For each line below that includes the word "label", make a copy.
----------
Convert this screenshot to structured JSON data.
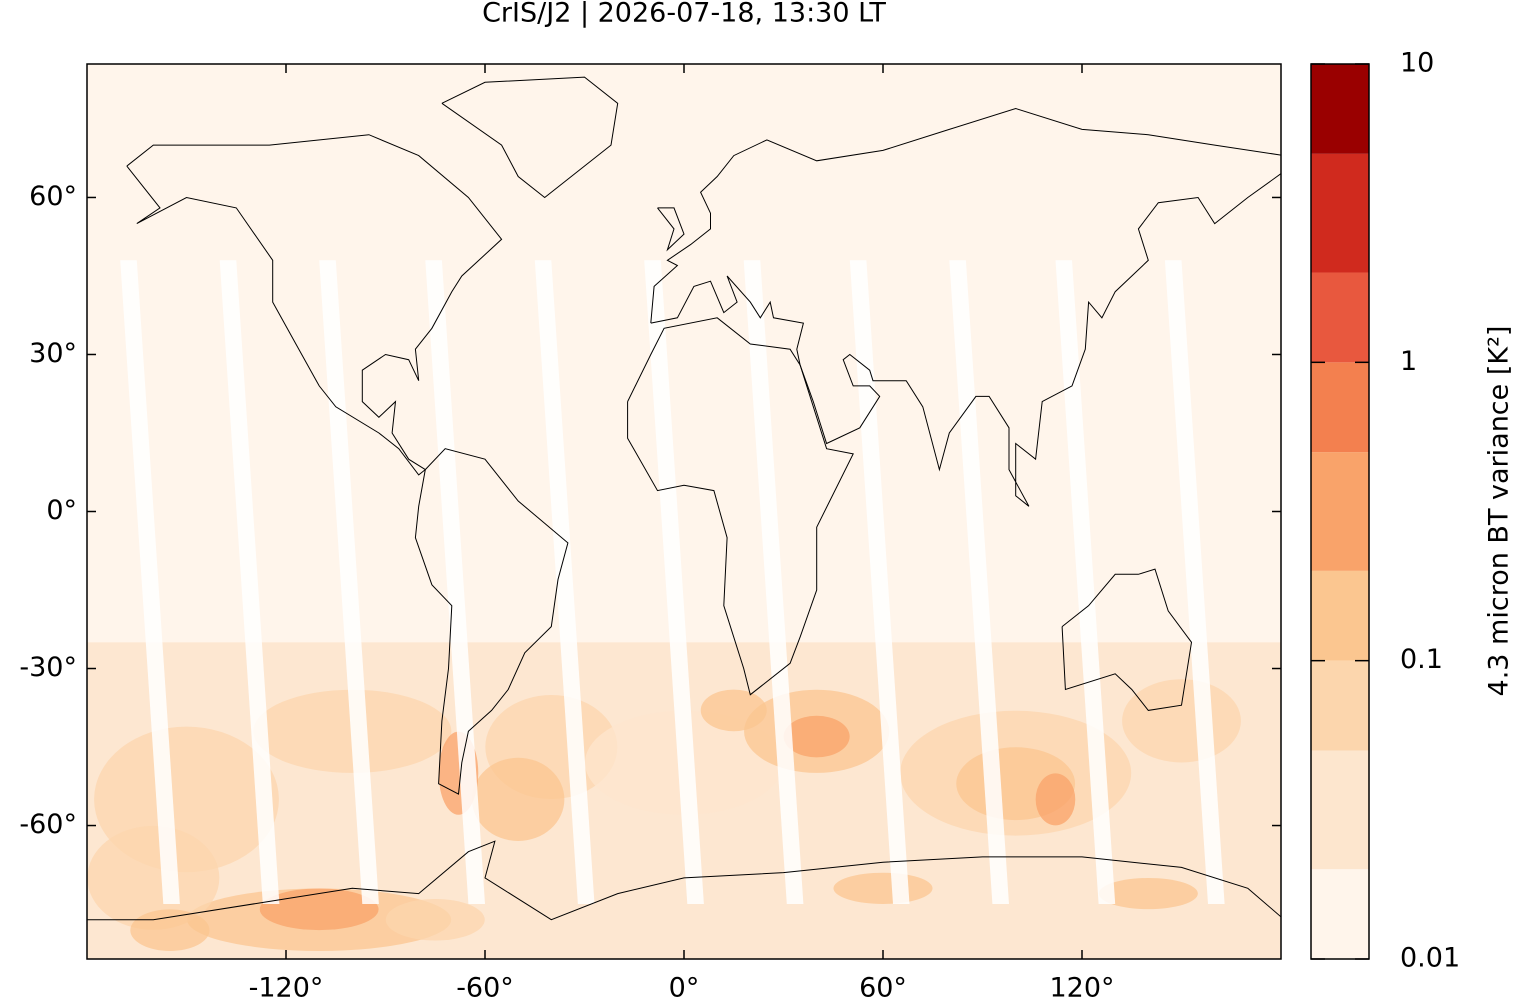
{
  "chart_data": {
    "type": "map",
    "title": "CrIS/J2 | 2026-07-18, 13:30 LT",
    "xlim": [
      -180,
      180
    ],
    "ylim": [
      -85.5,
      85.5
    ],
    "xticks": [
      {
        "value": -120,
        "label": "-120°"
      },
      {
        "value": -60,
        "label": "-60°"
      },
      {
        "value": 0,
        "label": "0°"
      },
      {
        "value": 60,
        "label": "60°"
      },
      {
        "value": 120,
        "label": "120°"
      }
    ],
    "yticks": [
      {
        "value": -60,
        "label": "-60°"
      },
      {
        "value": -30,
        "label": "-30°"
      },
      {
        "value": 0,
        "label": "0°"
      },
      {
        "value": 30,
        "label": "30°"
      },
      {
        "value": 60,
        "label": "60°"
      }
    ],
    "colorbar": {
      "label": "4.3 micron BT variance [K²]",
      "log": true,
      "lim": [
        0.01,
        10
      ],
      "levels": [
        0.01,
        0.02,
        0.05,
        0.1,
        0.2,
        0.5,
        1,
        2,
        5,
        10
      ],
      "colors": [
        "#fff5eb",
        "#fde6ce",
        "#fcd6ad",
        "#fbc690",
        "#f9a36a",
        "#f3804f",
        "#e8583e",
        "#d02a1e",
        "#9a0000"
      ],
      "ticks": [
        0.01,
        0.1,
        1,
        10
      ]
    }
  }
}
----------
Result:
        "label": "-120°"
        "label": "-60°"
        "label": "0°"
        "label": "60°"
        "label": "120°"
        "label": "-60°"
        "label": "-30°"
        "label": "0°"
        "label": "30°"
        "label": "60°"
      "label": "4.3 micron BT variance [K²]",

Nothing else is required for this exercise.